Problem details: Transcribe the lines below verbatim, skipping the images.

** Start Input records **

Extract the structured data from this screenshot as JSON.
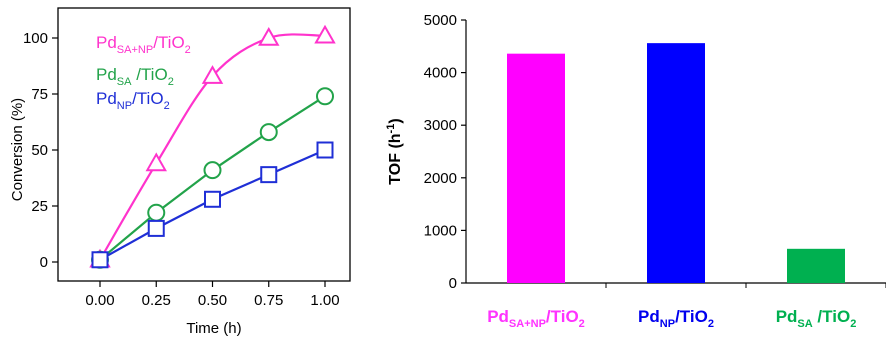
{
  "chart_data": [
    {
      "type": "line",
      "xlabel": "Time (h)",
      "ylabel": "Conversion (%)",
      "xlim": [
        0,
        1
      ],
      "ylim": [
        0,
        100
      ],
      "xticks": [
        "0.00",
        "0.25",
        "0.50",
        "0.75",
        "1.00"
      ],
      "yticks": [
        "0",
        "25",
        "50",
        "75",
        "100"
      ],
      "series": [
        {
          "name": "PdSA+NP/TiO2",
          "name_parts": {
            "base": "Pd",
            "sub": "SA+NP",
            "rest": "/TiO",
            "sub2": "2"
          },
          "color": "#ff33cc",
          "marker": "triangle",
          "x": [
            0,
            0.25,
            0.5,
            0.75,
            1.0
          ],
          "y": [
            1,
            44,
            83,
            100,
            101
          ]
        },
        {
          "name": "PdSA /TiO2",
          "name_parts": {
            "base": "Pd",
            "sub": "SA",
            "rest": " /TiO",
            "sub2": "2"
          },
          "color": "#22a34a",
          "marker": "circle",
          "x": [
            0,
            0.25,
            0.5,
            0.75,
            1.0
          ],
          "y": [
            1,
            22,
            41,
            58,
            74
          ]
        },
        {
          "name": "PdNP/TiO2",
          "name_parts": {
            "base": "Pd",
            "sub": "NP",
            "rest": "/TiO",
            "sub2": "2"
          },
          "color": "#1f2fd6",
          "marker": "square",
          "x": [
            0,
            0.25,
            0.5,
            0.75,
            1.0
          ],
          "y": [
            1,
            15,
            28,
            39,
            50
          ]
        }
      ],
      "legend": "top-left",
      "grid": false
    },
    {
      "type": "bar",
      "ylabel": "TOF (h-1)",
      "ylabel_parts": {
        "base": "TOF (h",
        "sup": "-1",
        "rest": ")"
      },
      "ylim": [
        0,
        5000
      ],
      "yticks": [
        "0",
        "1000",
        "2000",
        "3000",
        "4000",
        "5000"
      ],
      "categories": [
        "PdSA+NP/TiO2",
        "PdNP/TiO2",
        "PdSA /TiO2"
      ],
      "category_parts": [
        {
          "base": "Pd",
          "sub": "SA+NP",
          "rest": "/TiO",
          "sub2": "2",
          "color": "#ff33ff"
        },
        {
          "base": "Pd",
          "sub": "NP",
          "rest": "/TiO",
          "sub2": "2",
          "color": "#0000ee"
        },
        {
          "base": "Pd",
          "sub": "SA",
          "rest": " /TiO",
          "sub2": "2",
          "color": "#00b050"
        }
      ],
      "values": [
        4360,
        4560,
        650
      ],
      "bar_colors": [
        "#ff00ff",
        "#0000ff",
        "#00b050"
      ],
      "grid": false
    }
  ]
}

** End Input records **

Finished answer:
Extract the structured data from this screenshot as JSON.
{
  "chart_data": [
    {
      "type": "line",
      "xlabel": "Time (h)",
      "ylabel": "Conversion (%)",
      "xlim": [
        0,
        1
      ],
      "ylim": [
        0,
        100
      ],
      "xticks": [
        "0.00",
        "0.25",
        "0.50",
        "0.75",
        "1.00"
      ],
      "yticks": [
        "0",
        "25",
        "50",
        "75",
        "100"
      ],
      "series": [
        {
          "name": "PdSA+NP/TiO2",
          "name_parts": {
            "base": "Pd",
            "sub": "SA+NP",
            "rest": "/TiO",
            "sub2": "2"
          },
          "color": "#ff33cc",
          "marker": "triangle",
          "x": [
            0,
            0.25,
            0.5,
            0.75,
            1.0
          ],
          "y": [
            1,
            44,
            83,
            100,
            101
          ]
        },
        {
          "name": "PdSA /TiO2",
          "name_parts": {
            "base": "Pd",
            "sub": "SA",
            "rest": " /TiO",
            "sub2": "2"
          },
          "color": "#22a34a",
          "marker": "circle",
          "x": [
            0,
            0.25,
            0.5,
            0.75,
            1.0
          ],
          "y": [
            1,
            22,
            41,
            58,
            74
          ]
        },
        {
          "name": "PdNP/TiO2",
          "name_parts": {
            "base": "Pd",
            "sub": "NP",
            "rest": "/TiO",
            "sub2": "2"
          },
          "color": "#1f2fd6",
          "marker": "square",
          "x": [
            0,
            0.25,
            0.5,
            0.75,
            1.0
          ],
          "y": [
            1,
            15,
            28,
            39,
            50
          ]
        }
      ],
      "legend": "top-left",
      "grid": false
    },
    {
      "type": "bar",
      "ylabel": "TOF (h-1)",
      "ylabel_parts": {
        "base": "TOF (h",
        "sup": "-1",
        "rest": ")"
      },
      "ylim": [
        0,
        5000
      ],
      "yticks": [
        "0",
        "1000",
        "2000",
        "3000",
        "4000",
        "5000"
      ],
      "categories": [
        "PdSA+NP/TiO2",
        "PdNP/TiO2",
        "PdSA /TiO2"
      ],
      "category_parts": [
        {
          "base": "Pd",
          "sub": "SA+NP",
          "rest": "/TiO",
          "sub2": "2",
          "color": "#ff33ff"
        },
        {
          "base": "Pd",
          "sub": "NP",
          "rest": "/TiO",
          "sub2": "2",
          "color": "#0000ee"
        },
        {
          "base": "Pd",
          "sub": "SA",
          "rest": " /TiO",
          "sub2": "2",
          "color": "#00b050"
        }
      ],
      "values": [
        4360,
        4560,
        650
      ],
      "bar_colors": [
        "#ff00ff",
        "#0000ff",
        "#00b050"
      ],
      "grid": false
    }
  ]
}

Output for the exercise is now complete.